**TASK GOAL:**
Below are some entries. Copy each line that holds the string "xlabel".

**MATERIAL SUPPLIED:**

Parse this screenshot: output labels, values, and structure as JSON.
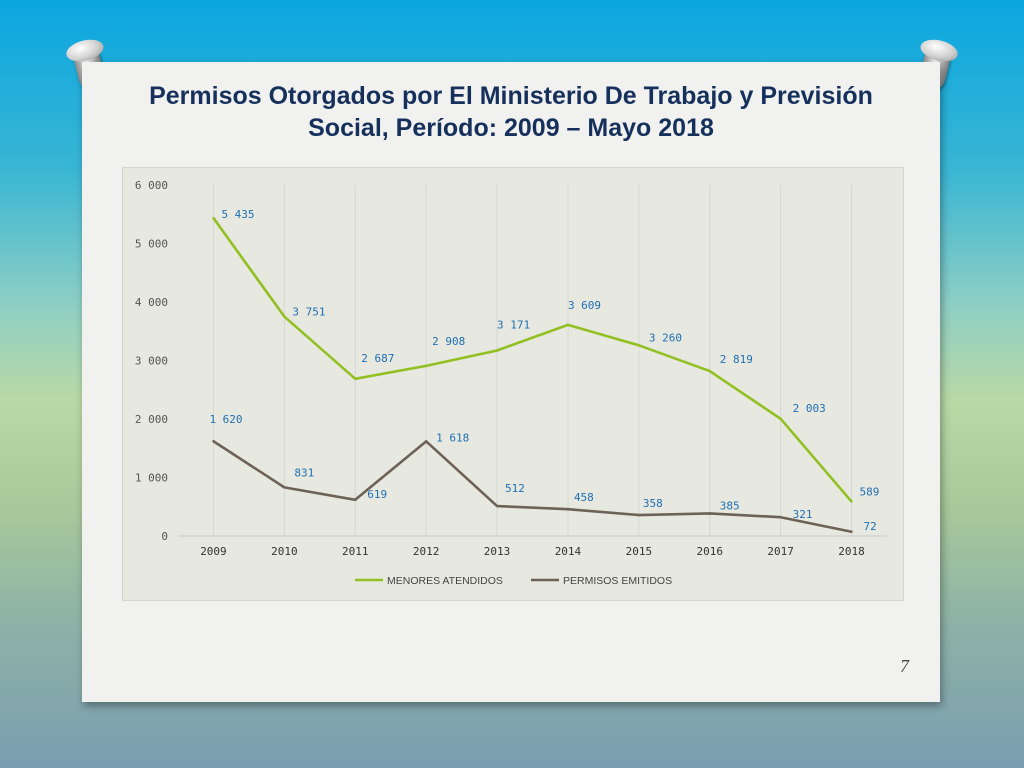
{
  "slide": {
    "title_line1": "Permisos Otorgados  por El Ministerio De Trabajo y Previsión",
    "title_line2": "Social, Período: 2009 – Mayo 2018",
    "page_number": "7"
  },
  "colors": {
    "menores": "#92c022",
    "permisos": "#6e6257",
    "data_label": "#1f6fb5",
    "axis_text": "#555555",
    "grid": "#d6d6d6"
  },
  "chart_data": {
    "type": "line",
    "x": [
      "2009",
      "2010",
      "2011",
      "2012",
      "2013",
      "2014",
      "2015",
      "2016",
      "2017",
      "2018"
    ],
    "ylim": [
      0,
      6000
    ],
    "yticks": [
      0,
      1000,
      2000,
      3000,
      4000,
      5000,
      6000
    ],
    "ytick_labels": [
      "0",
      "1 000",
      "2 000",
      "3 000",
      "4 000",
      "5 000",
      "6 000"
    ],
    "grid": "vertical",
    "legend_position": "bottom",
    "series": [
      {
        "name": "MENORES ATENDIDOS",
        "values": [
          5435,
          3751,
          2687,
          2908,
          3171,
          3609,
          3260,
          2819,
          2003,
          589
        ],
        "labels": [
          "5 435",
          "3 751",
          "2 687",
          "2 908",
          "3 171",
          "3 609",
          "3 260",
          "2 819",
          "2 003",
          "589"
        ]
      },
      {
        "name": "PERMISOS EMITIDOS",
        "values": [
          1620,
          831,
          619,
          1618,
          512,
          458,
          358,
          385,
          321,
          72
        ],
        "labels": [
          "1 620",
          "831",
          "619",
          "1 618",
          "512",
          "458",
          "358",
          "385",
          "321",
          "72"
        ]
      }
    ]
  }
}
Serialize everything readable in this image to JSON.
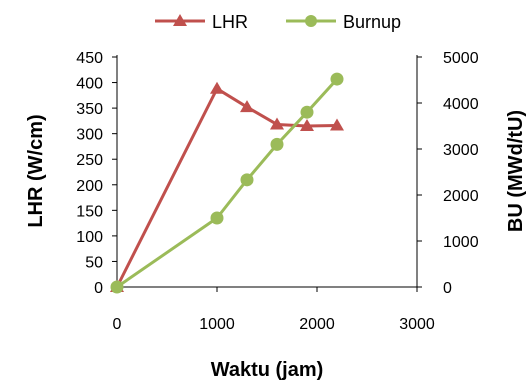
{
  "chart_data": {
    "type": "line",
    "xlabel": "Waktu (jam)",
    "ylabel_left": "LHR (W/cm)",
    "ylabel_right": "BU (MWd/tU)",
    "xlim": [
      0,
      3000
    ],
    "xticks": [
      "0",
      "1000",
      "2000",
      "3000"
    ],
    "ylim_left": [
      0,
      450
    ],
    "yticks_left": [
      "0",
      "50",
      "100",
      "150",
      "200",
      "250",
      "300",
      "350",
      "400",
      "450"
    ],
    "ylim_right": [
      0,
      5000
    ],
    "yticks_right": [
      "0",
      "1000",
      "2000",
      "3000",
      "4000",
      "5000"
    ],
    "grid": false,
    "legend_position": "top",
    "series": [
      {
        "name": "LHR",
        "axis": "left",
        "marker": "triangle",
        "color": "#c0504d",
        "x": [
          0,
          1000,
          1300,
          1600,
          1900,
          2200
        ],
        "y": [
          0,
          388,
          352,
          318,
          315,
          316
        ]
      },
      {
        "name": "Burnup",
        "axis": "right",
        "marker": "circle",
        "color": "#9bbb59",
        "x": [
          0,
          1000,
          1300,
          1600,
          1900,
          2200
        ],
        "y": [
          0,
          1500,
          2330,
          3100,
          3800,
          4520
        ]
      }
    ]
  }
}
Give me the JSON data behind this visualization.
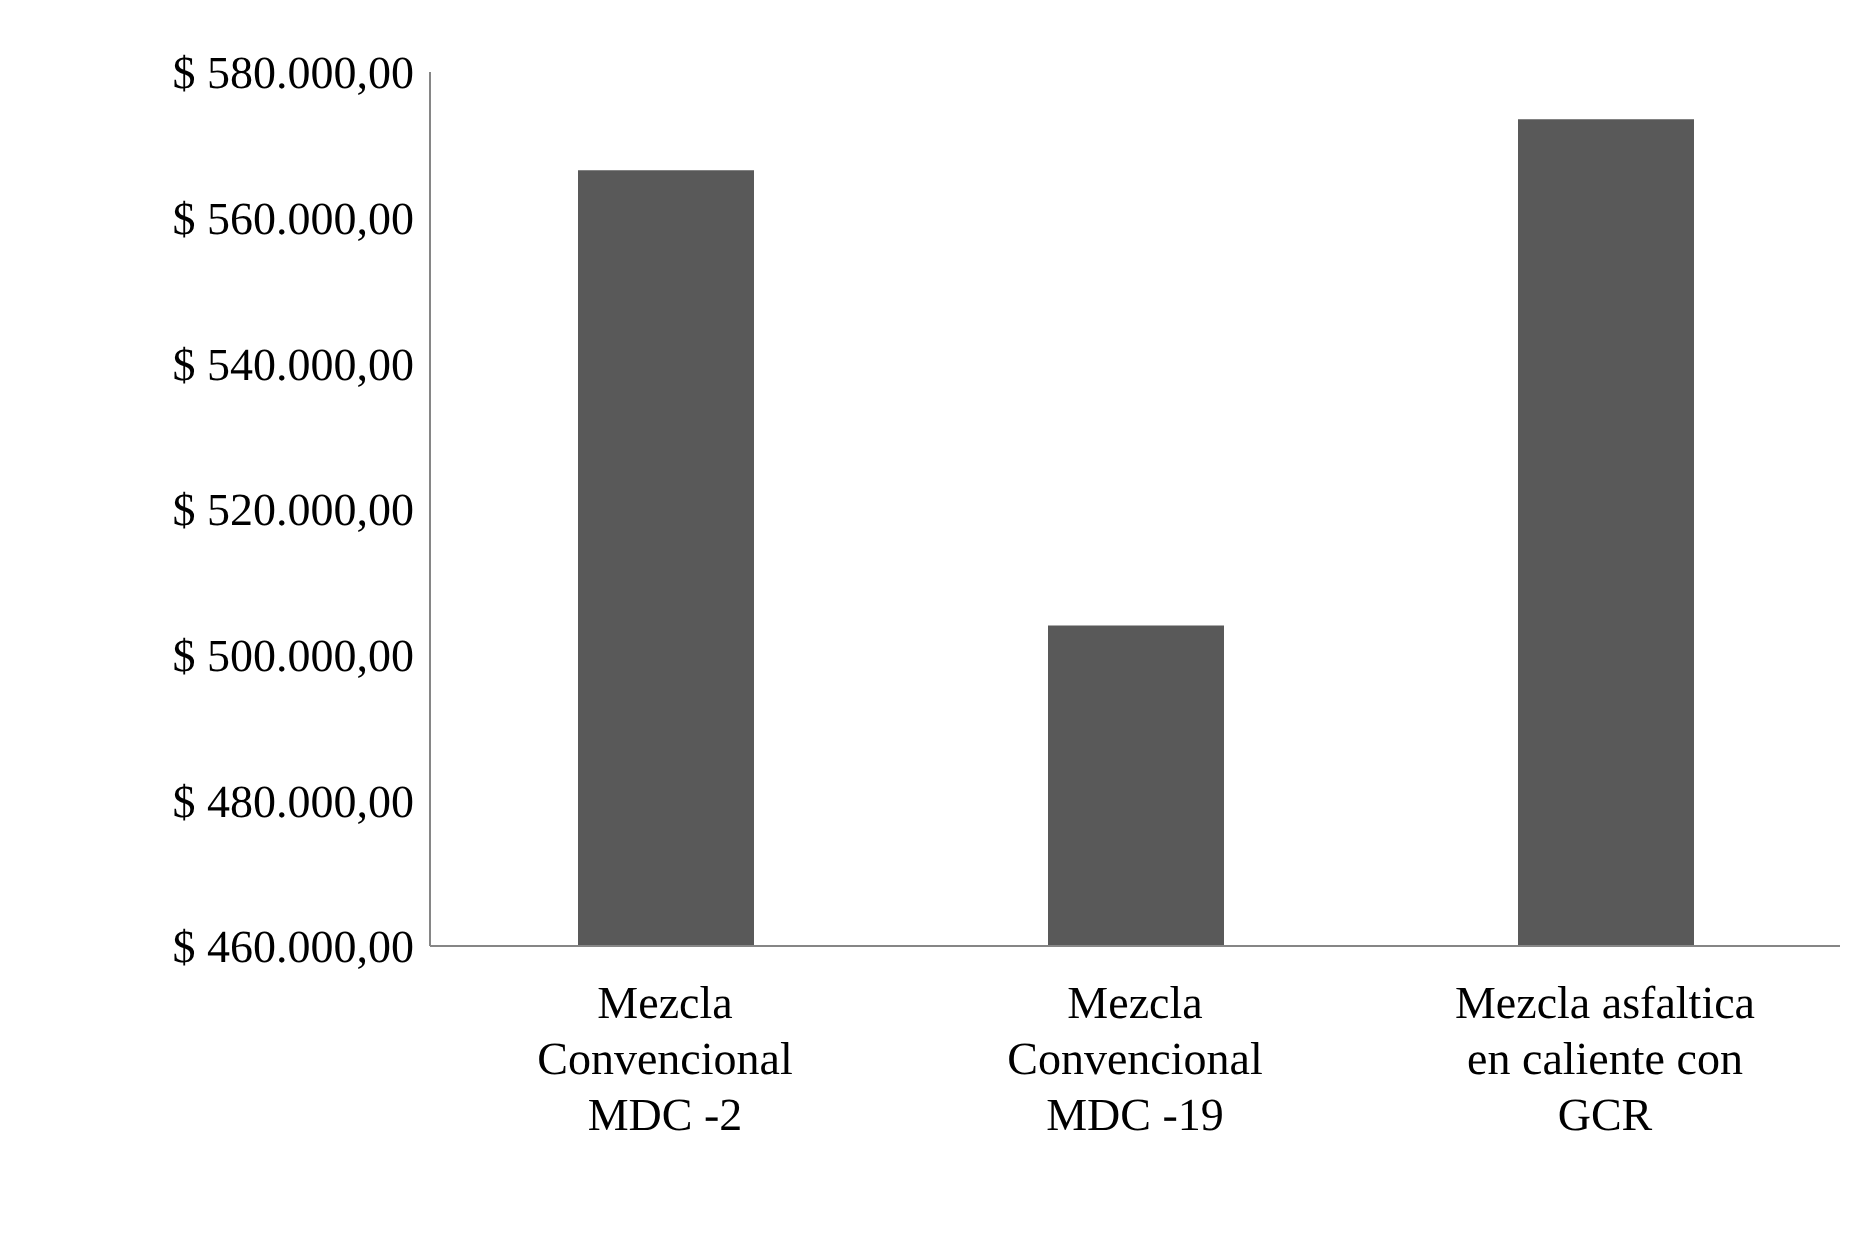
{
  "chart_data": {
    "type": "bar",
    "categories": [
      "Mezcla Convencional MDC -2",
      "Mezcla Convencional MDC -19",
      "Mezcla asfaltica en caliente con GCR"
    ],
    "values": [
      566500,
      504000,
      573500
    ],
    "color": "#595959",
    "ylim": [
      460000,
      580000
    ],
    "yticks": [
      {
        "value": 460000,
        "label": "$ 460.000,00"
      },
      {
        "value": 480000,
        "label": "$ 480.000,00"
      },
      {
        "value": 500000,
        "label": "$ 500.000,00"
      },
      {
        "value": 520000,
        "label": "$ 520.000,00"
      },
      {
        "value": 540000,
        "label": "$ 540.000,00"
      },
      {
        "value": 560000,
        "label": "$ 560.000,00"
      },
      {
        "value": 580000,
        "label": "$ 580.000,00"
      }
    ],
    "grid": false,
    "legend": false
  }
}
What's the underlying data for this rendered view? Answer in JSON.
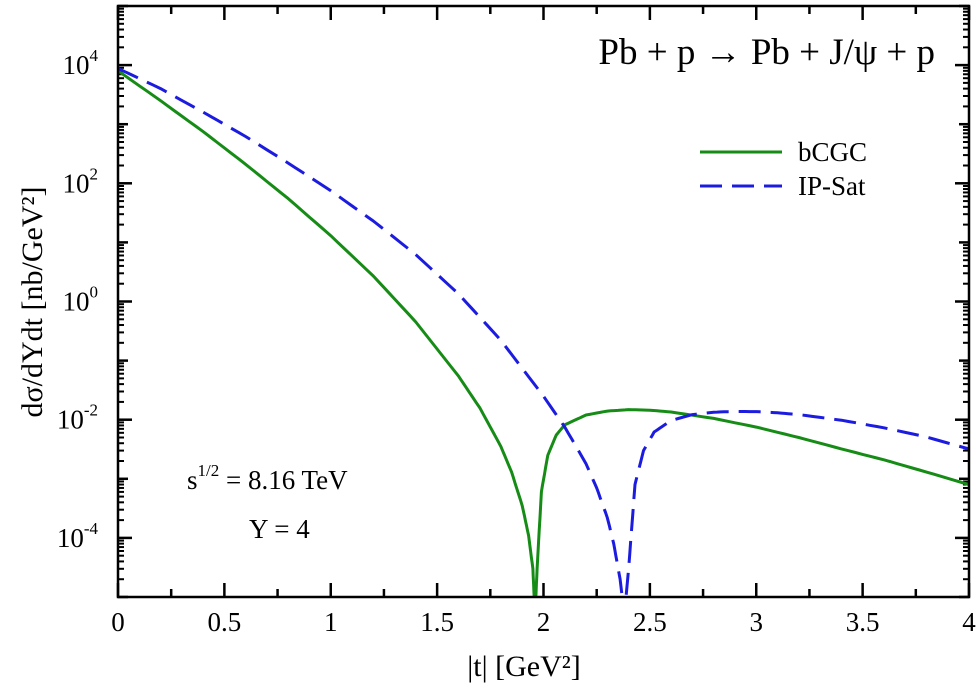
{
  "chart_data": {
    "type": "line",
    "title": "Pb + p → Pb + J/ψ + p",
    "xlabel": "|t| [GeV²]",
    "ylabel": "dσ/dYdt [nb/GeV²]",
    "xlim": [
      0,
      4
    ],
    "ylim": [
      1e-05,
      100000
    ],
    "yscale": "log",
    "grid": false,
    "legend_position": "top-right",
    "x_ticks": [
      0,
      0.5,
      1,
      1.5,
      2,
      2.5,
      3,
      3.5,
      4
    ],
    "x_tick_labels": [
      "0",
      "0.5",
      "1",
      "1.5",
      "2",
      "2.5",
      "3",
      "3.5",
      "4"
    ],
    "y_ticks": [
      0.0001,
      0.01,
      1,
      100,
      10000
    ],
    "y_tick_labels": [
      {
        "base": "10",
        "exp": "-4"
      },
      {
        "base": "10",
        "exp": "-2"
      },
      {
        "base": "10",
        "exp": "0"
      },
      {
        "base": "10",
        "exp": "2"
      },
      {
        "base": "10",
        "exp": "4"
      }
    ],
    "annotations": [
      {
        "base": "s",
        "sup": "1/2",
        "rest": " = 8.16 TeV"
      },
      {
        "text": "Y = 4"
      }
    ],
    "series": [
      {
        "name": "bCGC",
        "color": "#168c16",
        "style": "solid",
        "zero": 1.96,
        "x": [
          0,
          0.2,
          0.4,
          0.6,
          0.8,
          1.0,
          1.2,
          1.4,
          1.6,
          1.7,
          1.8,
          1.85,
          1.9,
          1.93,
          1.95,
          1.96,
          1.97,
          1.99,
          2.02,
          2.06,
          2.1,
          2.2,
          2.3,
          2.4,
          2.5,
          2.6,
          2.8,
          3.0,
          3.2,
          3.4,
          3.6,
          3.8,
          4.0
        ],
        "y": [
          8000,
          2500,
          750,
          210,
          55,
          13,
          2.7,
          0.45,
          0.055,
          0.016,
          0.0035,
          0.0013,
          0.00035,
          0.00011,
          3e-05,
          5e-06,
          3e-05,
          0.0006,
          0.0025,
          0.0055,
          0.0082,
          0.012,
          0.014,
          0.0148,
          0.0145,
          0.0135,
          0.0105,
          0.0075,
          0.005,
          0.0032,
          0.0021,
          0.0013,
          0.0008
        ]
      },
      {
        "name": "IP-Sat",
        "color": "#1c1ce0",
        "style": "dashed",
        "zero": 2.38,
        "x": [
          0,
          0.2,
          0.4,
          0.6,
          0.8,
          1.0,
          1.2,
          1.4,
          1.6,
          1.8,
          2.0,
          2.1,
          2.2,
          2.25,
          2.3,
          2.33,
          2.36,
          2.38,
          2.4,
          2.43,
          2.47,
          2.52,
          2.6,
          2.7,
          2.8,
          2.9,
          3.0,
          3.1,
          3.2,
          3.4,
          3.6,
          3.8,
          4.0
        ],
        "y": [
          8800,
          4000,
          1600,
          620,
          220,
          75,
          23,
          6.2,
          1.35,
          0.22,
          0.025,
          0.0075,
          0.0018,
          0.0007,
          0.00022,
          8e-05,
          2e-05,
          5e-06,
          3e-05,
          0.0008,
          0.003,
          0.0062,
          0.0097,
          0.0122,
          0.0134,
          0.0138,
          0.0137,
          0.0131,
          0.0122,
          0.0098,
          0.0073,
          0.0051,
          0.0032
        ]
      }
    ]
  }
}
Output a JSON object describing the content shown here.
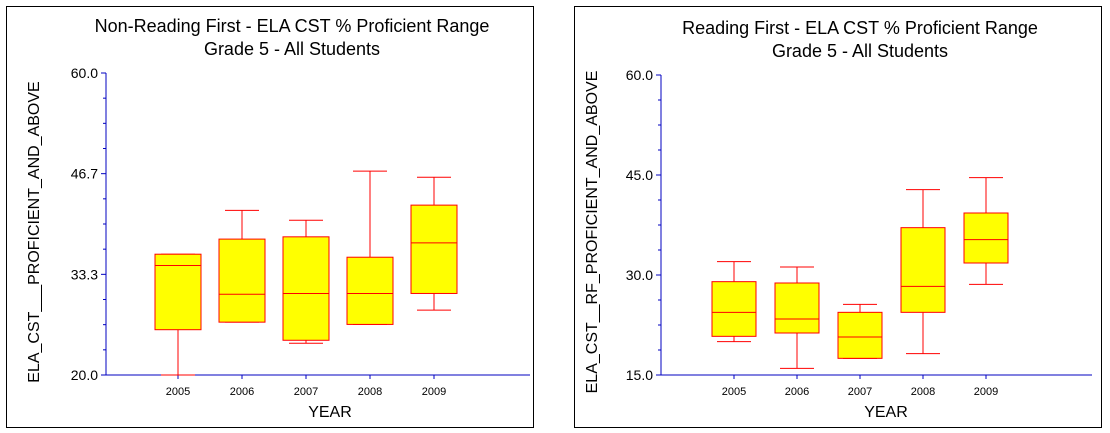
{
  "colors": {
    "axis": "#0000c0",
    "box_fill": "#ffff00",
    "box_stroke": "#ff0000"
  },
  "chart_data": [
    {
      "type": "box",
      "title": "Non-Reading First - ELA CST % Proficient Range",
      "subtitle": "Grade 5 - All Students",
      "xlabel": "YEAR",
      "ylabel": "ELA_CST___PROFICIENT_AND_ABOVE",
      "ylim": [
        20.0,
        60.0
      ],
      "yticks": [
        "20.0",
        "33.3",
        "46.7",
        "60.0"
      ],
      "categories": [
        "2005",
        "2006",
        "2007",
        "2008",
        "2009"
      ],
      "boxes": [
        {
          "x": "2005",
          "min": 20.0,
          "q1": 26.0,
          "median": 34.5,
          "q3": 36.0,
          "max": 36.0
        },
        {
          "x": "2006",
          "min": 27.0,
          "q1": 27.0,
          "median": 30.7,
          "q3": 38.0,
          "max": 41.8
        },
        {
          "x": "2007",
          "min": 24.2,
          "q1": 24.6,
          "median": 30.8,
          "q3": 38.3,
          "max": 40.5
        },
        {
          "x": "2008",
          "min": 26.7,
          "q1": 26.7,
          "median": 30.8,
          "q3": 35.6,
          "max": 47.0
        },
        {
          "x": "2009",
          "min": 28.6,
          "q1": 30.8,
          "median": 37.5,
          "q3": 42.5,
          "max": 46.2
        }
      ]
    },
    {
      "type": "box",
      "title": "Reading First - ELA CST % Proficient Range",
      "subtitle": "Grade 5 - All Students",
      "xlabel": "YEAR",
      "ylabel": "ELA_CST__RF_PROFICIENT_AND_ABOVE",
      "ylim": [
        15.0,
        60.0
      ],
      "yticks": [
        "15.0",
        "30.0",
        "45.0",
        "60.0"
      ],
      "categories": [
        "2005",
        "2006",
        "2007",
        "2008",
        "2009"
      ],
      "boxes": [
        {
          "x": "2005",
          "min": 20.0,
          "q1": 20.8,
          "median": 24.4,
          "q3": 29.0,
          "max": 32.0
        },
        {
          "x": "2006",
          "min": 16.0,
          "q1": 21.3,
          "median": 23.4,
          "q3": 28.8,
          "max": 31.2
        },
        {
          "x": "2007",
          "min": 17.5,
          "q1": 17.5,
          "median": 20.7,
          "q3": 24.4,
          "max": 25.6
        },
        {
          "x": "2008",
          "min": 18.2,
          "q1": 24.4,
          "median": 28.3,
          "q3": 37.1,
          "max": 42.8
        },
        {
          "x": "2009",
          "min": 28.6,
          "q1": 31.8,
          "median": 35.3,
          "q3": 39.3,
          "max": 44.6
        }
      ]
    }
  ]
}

**ANSWER FOR THIS EXERCISE:**
    "xlabel": "Waktu (jam)",
    "xlabel": "|t| [GeV²]",
      "xlabel": "YEAR",
      "xlabel": "YEAR",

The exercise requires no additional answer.